▸ **Exercise**: Below is a listing; copy all of it exactly.

[Dataset excerpt]

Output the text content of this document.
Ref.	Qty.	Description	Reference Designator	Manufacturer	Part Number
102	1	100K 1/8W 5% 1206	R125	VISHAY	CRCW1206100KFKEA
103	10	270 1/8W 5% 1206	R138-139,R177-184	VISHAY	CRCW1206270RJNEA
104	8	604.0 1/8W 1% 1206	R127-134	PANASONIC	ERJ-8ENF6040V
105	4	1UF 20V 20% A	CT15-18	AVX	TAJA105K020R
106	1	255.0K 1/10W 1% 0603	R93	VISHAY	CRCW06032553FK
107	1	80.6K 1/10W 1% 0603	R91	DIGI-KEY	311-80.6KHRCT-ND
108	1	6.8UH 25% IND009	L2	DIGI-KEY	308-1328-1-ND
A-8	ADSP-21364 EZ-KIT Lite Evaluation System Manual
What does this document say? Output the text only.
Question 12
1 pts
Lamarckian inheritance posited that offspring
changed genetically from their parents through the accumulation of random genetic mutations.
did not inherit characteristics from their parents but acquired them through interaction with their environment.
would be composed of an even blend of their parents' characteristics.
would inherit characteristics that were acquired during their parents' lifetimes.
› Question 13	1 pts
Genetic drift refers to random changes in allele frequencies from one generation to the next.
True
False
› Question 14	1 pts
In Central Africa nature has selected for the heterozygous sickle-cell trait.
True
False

▸ **Full response**:
Output the text content of this document.
Ref.	Qty.	Description	Reference Designator	Manufacturer	Part Number
102	1	100K 1/8W 5% 1206	R125	VISHAY	CRCW1206100KFKEA
103	10	270 1/8W 5% 1206	R138-139,R177-184	VISHAY	CRCW1206270RJNEA
104	8	604.0 1/8W 1% 1206	R127-134	PANASONIC	ERJ-8ENF6040V
105	4	1UF 20V 20% A	CT15-18	AVX	TAJA105K020R
106	1	255.0K 1/10W 1% 0603	R93	VISHAY	CRCW06032553FK
107	1	80.6K 1/10W 1% 0603	R91	DIGI-KEY	311-80.6KHRCT-ND
108	1	6.8UH 25% IND009	L2	DIGI-KEY	308-1328-1-ND
A-8	ADSP-21364 EZ-KIT Lite Evaluation System Manual
What does this document say? Output the text only.
Question 12
1 pts
Lamarckian inheritance posited that offspring
changed genetically from their parents through the accumulation of random genetic mutations.
did not inherit characteristics from their parents but acquired them through interaction with their environment.
would be composed of an even blend of their parents' characteristics.
would inherit characteristics that were acquired during their parents' lifetimes.
› Question 13	1 pts
Genetic drift refers to random changes in allele frequencies from one generation to the next.
True
False
› Question 14	1 pts
In Central Africa nature has selected for the heterozygous sickle-cell trait.
True
False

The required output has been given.